■ Goal of the exercise:
Quote every line below exactly and skip any picture.

■ Raw data:

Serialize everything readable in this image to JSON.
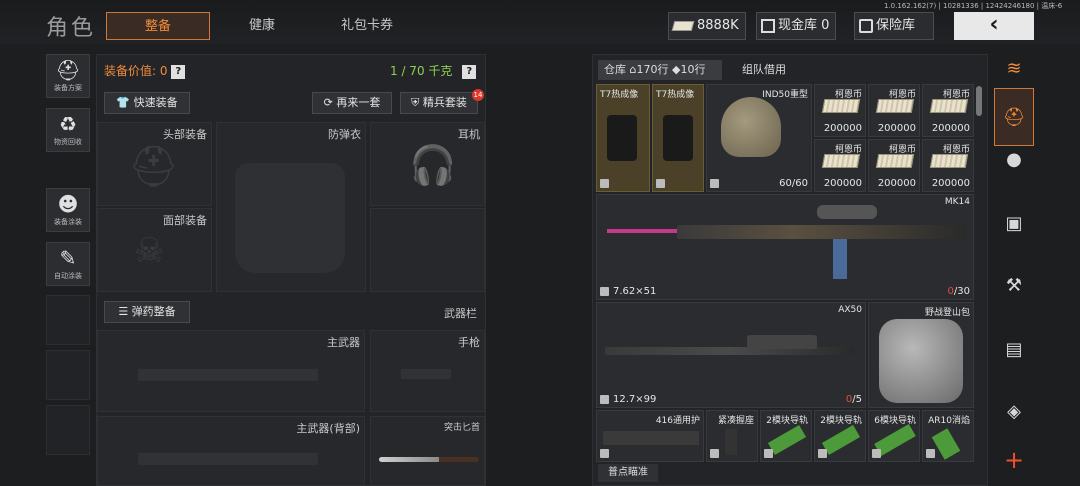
{
  "header": {
    "title": "角色",
    "tabs": [
      "整备",
      "健康",
      "礼包卡券"
    ],
    "version": "1.0.162.162(7) | 10281336 | 12424246180 | 温床-6",
    "currency": "8888K",
    "cash_vault_label": "现金库 0",
    "safe_label": "保险库",
    "back_icon": "‹"
  },
  "left_rail": [
    {
      "icon": "gear-helmet-icon",
      "label": "装备方案"
    },
    {
      "icon": "recycle-icon",
      "label": "物资回收"
    },
    {
      "icon": "paint-icon",
      "label": "装备涂装"
    },
    {
      "icon": "auto-paint-icon",
      "label": "自动涂装"
    }
  ],
  "equipment": {
    "value_label": "装备价值: 0",
    "capacity": "1 / 70 千克",
    "quick_equip": "快速装备",
    "again": "再来一套",
    "elite": "精兵套装",
    "elite_badge": "14",
    "slots": {
      "head": "头部装备",
      "vest": "防弹衣",
      "earphone": "耳机",
      "face": "面部装备",
      "ammo_btn": "弹药整备",
      "weapon_bar": "武器栏",
      "primary": "主武器",
      "pistol": "手枪",
      "primary_back": "主武器(背部)",
      "knife": "突击匕首"
    }
  },
  "warehouse": {
    "tab_label": "仓库",
    "rows_total": "170行",
    "rows_used": "10行",
    "team_borrow": "组队借用",
    "items_row1": [
      {
        "name": "T7热成像",
        "type": "thermal"
      },
      {
        "name": "T7热成像",
        "type": "thermal"
      },
      {
        "name": "IND50重型",
        "durability": "60/60"
      }
    ],
    "money": [
      {
        "name": "柯恩币",
        "amount": "200000"
      },
      {
        "name": "柯恩币",
        "amount": "200000"
      },
      {
        "name": "柯恩币",
        "amount": "200000"
      },
      {
        "name": "柯恩币",
        "amount": "200000"
      },
      {
        "name": "柯恩币",
        "amount": "200000"
      },
      {
        "name": "柯恩币",
        "amount": "200000"
      }
    ],
    "mk14": {
      "name": "MK14",
      "caliber": "7.62×51",
      "ammo_cur": "0",
      "ammo_max": "/30"
    },
    "ax50": {
      "name": "AX50",
      "caliber": "12.7×99",
      "ammo_cur": "0",
      "ammo_max": "/5"
    },
    "backpack": {
      "name": "野战登山包"
    },
    "attachments": [
      "416通用护",
      "紧凑握座",
      "2模块导轨",
      "2模块导轨",
      "6模块导轨",
      "AR10消焰"
    ],
    "bottom_label": "普点瞄准"
  },
  "right_rail": [
    "layers-icon",
    "armor-icon",
    "grenade-icon",
    "medkit-icon",
    "wrench-icon",
    "ammo-box-icon",
    "package-icon",
    "plus-icon"
  ],
  "colors": {
    "accent": "#f08c3c",
    "value_green": "#8fd14f",
    "capacity_green": "#8fd14f",
    "ammo_red": "#e05040"
  }
}
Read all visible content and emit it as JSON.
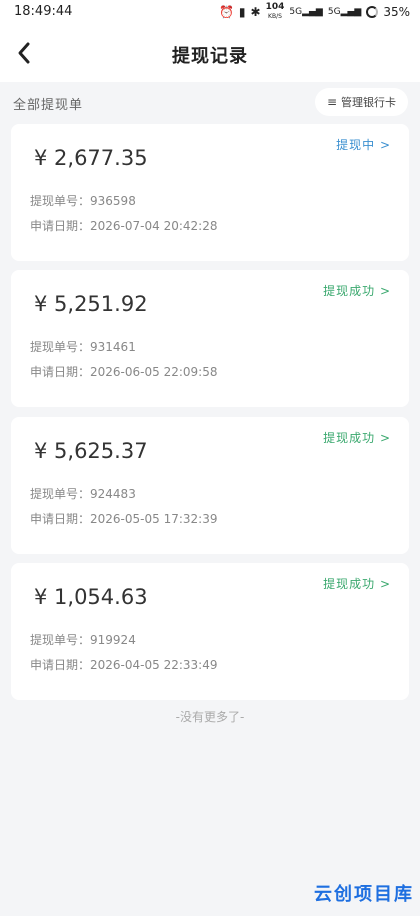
{
  "statusbar": {
    "time": "18:49:44",
    "network_speed": "104",
    "speed_unit": "KB/S",
    "signal_1": "5G",
    "signal_2": "5G",
    "battery": "35%"
  },
  "header": {
    "title": "提现记录"
  },
  "subbar": {
    "label": "全部提现单",
    "manage_button": "管理银行卡"
  },
  "records": [
    {
      "amount": "¥ 2,677.35",
      "status": "提现中 >",
      "status_type": "processing",
      "order_label": "提现单号：",
      "order_no": "936598",
      "date_label": "申请日期：",
      "date": "2026-07-04 20:42:28"
    },
    {
      "amount": "¥ 5,251.92",
      "status": "提现成功 >",
      "status_type": "success",
      "order_label": "提现单号：",
      "order_no": "931461",
      "date_label": "申请日期：",
      "date": "2026-06-05 22:09:58"
    },
    {
      "amount": "¥ 5,625.37",
      "status": "提现成功 >",
      "status_type": "success",
      "order_label": "提现单号：",
      "order_no": "924483",
      "date_label": "申请日期：",
      "date": "2026-05-05 17:32:39"
    },
    {
      "amount": "¥ 1,054.63",
      "status": "提现成功 >",
      "status_type": "success",
      "order_label": "提现单号：",
      "order_no": "919924",
      "date_label": "申请日期：",
      "date": "2026-04-05 22:33:49"
    }
  ],
  "footer": {
    "no_more": "-没有更多了-"
  },
  "watermark": "云创项目库",
  "colors": {
    "processing": "#3a8fd0",
    "success": "#3aa86e",
    "background": "#f4f5f7"
  }
}
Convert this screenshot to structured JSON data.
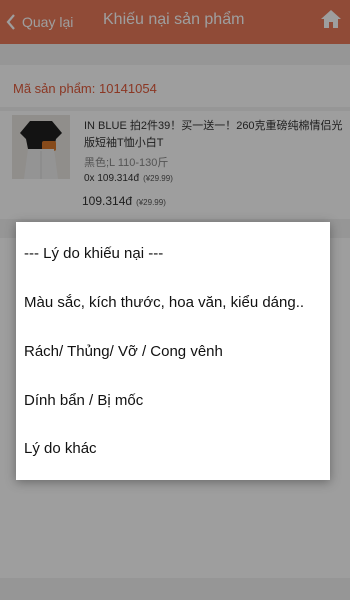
{
  "header": {
    "back_label": "Quay lại",
    "title": "Khiếu nại sản phẩm"
  },
  "product": {
    "code_line": "Mã sản phẩm: 10141054",
    "name": "IN BLUE 拍2件39！买一送一！260克重磅纯棉情侣光版短袖T恤小白T",
    "variant": "黑色;L 110-130斤",
    "qty_price": "0x 109.314đ",
    "qty_price_cny": "(¥29.99)",
    "total": "109.314đ",
    "total_cny": "(¥29.99)"
  },
  "reason_modal": {
    "options": [
      {
        "label": "--- Lý do khiếu nại ---"
      },
      {
        "label": "Màu sắc, kích thước, hoa văn, kiểu dáng.."
      },
      {
        "label": "Rách/ Thủng/ Vỡ / Cong vênh"
      },
      {
        "label": "Dính bẩn / Bị mốc"
      },
      {
        "label": "Lý do khác"
      }
    ]
  },
  "colors": {
    "header_bg": "#e8795a",
    "accent_text": "#e05a3a"
  }
}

■ Full output:
Serialize everything readable in this image to JSON.
{
  "header": {
    "title": "角色",
    "tabs": [
      "整备",
      "健康",
      "礼包卡券"
    ],
    "version": "1.0.162.162(7) | 10281336 | 12424246180 | 温床-6",
    "currency": "8888K",
    "cash_vault_label": "现金库 0",
    "safe_label": "保险库",
    "back_icon": "‹"
  },
  "left_rail": [
    {
      "icon": "gear-helmet-icon",
      "label": "装备方案"
    },
    {
      "icon": "recycle-icon",
      "label": "物资回收"
    },
    {
      "icon": "paint-icon",
      "label": "装备涂装"
    },
    {
      "icon": "auto-paint-icon",
      "label": "自动涂装"
    }
  ],
  "equipment": {
    "value_label": "装备价值: 0",
    "capacity": "1 / 70 千克",
    "quick_equip": "快速装备",
    "again": "再来一套",
    "elite": "精兵套装",
    "elite_badge": "14",
    "slots": {
      "head": "头部装备",
      "vest": "防弹衣",
      "earphone": "耳机",
      "face": "面部装备",
      "ammo_btn": "弹药整备",
      "weapon_bar": "武器栏",
      "primary": "主武器",
      "pistol": "手枪",
      "primary_back": "主武器(背部)",
      "knife": "突击匕首"
    }
  },
  "warehouse": {
    "tab_label": "仓库",
    "rows_total": "170行",
    "rows_used": "10行",
    "team_borrow": "组队借用",
    "items_row1": [
      {
        "name": "T7热成像",
        "type": "thermal"
      },
      {
        "name": "T7热成像",
        "type": "thermal"
      },
      {
        "name": "IND50重型",
        "durability": "60/60"
      }
    ],
    "money": [
      {
        "name": "柯恩币",
        "amount": "200000"
      },
      {
        "name": "柯恩币",
        "amount": "200000"
      },
      {
        "name": "柯恩币",
        "amount": "200000"
      },
      {
        "name": "柯恩币",
        "amount": "200000"
      },
      {
        "name": "柯恩币",
        "amount": "200000"
      },
      {
        "name": "柯恩币",
        "amount": "200000"
      }
    ],
    "mk14": {
      "name": "MK14",
      "caliber": "7.62×51",
      "ammo_cur": "0",
      "ammo_max": "/30"
    },
    "ax50": {
      "name": "AX50",
      "caliber": "12.7×99",
      "ammo_cur": "0",
      "ammo_max": "/5"
    },
    "backpack": {
      "name": "野战登山包"
    },
    "attachments": [
      "416通用护",
      "紧凑握座",
      "2模块导轨",
      "2模块导轨",
      "6模块导轨",
      "AR10消焰"
    ],
    "bottom_label": "普点瞄准"
  },
  "right_rail": [
    "layers-icon",
    "armor-icon",
    "grenade-icon",
    "medkit-icon",
    "wrench-icon",
    "ammo-box-icon",
    "package-icon",
    "plus-icon"
  ],
  "colors": {
    "accent": "#f08c3c",
    "value_green": "#8fd14f",
    "capacity_green": "#8fd14f",
    "ammo_red": "#e05040"
  }
}
Read all visible content and emit it as JSON.
{
  "statusbar": {
    "time": "18:49:44",
    "network_speed": "104",
    "speed_unit": "KB/S",
    "signal_1": "5G",
    "signal_2": "5G",
    "battery": "35%"
  },
  "header": {
    "title": "提现记录"
  },
  "subbar": {
    "label": "全部提现单",
    "manage_button": "管理银行卡"
  },
  "records": [
    {
      "amount": "¥ 2,677.35",
      "status": "提现中 >",
      "status_type": "processing",
      "order_label": "提现单号：",
      "order_no": "936598",
      "date_label": "申请日期：",
      "date": "2026-07-04 20:42:28"
    },
    {
      "amount": "¥ 5,251.92",
      "status": "提现成功 >",
      "status_type": "success",
      "order_label": "提现单号：",
      "order_no": "931461",
      "date_label": "申请日期：",
      "date": "2026-06-05 22:09:58"
    },
    {
      "amount": "¥ 5,625.37",
      "status": "提现成功 >",
      "status_type": "success",
      "order_label": "提现单号：",
      "order_no": "924483",
      "date_label": "申请日期：",
      "date": "2026-05-05 17:32:39"
    },
    {
      "amount": "¥ 1,054.63",
      "status": "提现成功 >",
      "status_type": "success",
      "order_label": "提现单号：",
      "order_no": "919924",
      "date_label": "申请日期：",
      "date": "2026-04-05 22:33:49"
    }
  ],
  "footer": {
    "no_more": "-没有更多了-"
  },
  "watermark": "云创项目库",
  "colors": {
    "processing": "#3a8fd0",
    "success": "#3aa86e",
    "background": "#f4f5f7"
  }
}
Convert this screenshot to structured JSON data.
{
  "header": {
    "back_label": "Quay lại",
    "title": "Khiếu nại sản phẩm"
  },
  "product": {
    "code_line": "Mã sản phẩm: 10141054",
    "name": "IN BLUE 拍2件39！买一送一！260克重磅纯棉情侣光版短袖T恤小白T",
    "variant": "黑色;L 110-130斤",
    "qty_price": "0x 109.314đ",
    "qty_price_cny": "(¥29.99)",
    "total": "109.314đ",
    "total_cny": "(¥29.99)"
  },
  "reason_modal": {
    "options": [
      {
        "label": "--- Lý do khiếu nại ---"
      },
      {
        "label": "Màu sắc, kích thước, hoa văn, kiểu dáng.."
      },
      {
        "label": "Rách/ Thủng/ Vỡ / Cong vênh"
      },
      {
        "label": "Dính bẩn / Bị mốc"
      },
      {
        "label": "Lý do khác"
      }
    ]
  },
  "colors": {
    "header_bg": "#e8795a",
    "accent_text": "#e05a3a"
  }
}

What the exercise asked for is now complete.